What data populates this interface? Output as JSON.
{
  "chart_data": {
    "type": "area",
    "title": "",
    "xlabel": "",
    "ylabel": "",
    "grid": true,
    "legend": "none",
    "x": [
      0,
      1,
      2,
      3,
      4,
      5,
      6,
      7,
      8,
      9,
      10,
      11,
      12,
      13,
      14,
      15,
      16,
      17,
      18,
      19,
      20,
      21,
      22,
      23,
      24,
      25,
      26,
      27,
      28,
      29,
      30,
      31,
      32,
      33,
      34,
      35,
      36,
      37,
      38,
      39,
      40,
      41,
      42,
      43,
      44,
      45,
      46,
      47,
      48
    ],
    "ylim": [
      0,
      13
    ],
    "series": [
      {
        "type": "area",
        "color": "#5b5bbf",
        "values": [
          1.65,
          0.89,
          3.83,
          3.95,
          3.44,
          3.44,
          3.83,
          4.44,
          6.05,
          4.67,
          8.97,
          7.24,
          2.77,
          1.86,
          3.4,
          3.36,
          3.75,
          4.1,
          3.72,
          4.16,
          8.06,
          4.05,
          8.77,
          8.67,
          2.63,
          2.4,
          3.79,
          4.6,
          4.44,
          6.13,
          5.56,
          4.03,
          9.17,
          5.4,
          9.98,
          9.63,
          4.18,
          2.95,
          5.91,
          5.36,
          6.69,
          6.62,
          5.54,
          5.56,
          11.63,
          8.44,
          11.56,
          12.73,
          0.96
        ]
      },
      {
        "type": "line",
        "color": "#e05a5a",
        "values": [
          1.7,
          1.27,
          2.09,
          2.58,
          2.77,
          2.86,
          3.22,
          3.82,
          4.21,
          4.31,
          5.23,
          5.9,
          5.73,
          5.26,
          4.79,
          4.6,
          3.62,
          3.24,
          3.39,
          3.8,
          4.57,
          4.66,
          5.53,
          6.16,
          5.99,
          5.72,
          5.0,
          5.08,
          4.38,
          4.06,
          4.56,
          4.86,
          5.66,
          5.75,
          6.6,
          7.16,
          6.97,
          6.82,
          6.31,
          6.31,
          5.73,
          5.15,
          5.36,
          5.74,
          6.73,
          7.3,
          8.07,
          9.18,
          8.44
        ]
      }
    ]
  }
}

Work to complete: Give back the whole listing, word for word.

Task response:
What data populates this interface? Output as JSON.
{
  "chart_data": {
    "type": "area",
    "title": "",
    "xlabel": "",
    "ylabel": "",
    "grid": true,
    "legend": "none",
    "x": [
      0,
      1,
      2,
      3,
      4,
      5,
      6,
      7,
      8,
      9,
      10,
      11,
      12,
      13,
      14,
      15,
      16,
      17,
      18,
      19,
      20,
      21,
      22,
      23,
      24,
      25,
      26,
      27,
      28,
      29,
      30,
      31,
      32,
      33,
      34,
      35,
      36,
      37,
      38,
      39,
      40,
      41,
      42,
      43,
      44,
      45,
      46,
      47,
      48
    ],
    "ylim": [
      0,
      13
    ],
    "series": [
      {
        "type": "area",
        "color": "#5b5bbf",
        "values": [
          1.65,
          0.89,
          3.83,
          3.95,
          3.44,
          3.44,
          3.83,
          4.44,
          6.05,
          4.67,
          8.97,
          7.24,
          2.77,
          1.86,
          3.4,
          3.36,
          3.75,
          4.1,
          3.72,
          4.16,
          8.06,
          4.05,
          8.77,
          8.67,
          2.63,
          2.4,
          3.79,
          4.6,
          4.44,
          6.13,
          5.56,
          4.03,
          9.17,
          5.4,
          9.98,
          9.63,
          4.18,
          2.95,
          5.91,
          5.36,
          6.69,
          6.62,
          5.54,
          5.56,
          11.63,
          8.44,
          11.56,
          12.73,
          0.96
        ]
      },
      {
        "type": "line",
        "color": "#e05a5a",
        "values": [
          1.7,
          1.27,
          2.09,
          2.58,
          2.77,
          2.86,
          3.22,
          3.82,
          4.21,
          4.31,
          5.23,
          5.9,
          5.73,
          5.26,
          4.79,
          4.6,
          3.62,
          3.24,
          3.39,
          3.8,
          4.57,
          4.66,
          5.53,
          6.16,
          5.99,
          5.72,
          5.0,
          5.08,
          4.38,
          4.06,
          4.56,
          4.86,
          5.66,
          5.75,
          6.6,
          7.16,
          6.97,
          6.82,
          6.31,
          6.31,
          5.73,
          5.15,
          5.36,
          5.74,
          6.73,
          7.3,
          8.07,
          9.18,
          8.44
        ]
      }
    ]
  }
}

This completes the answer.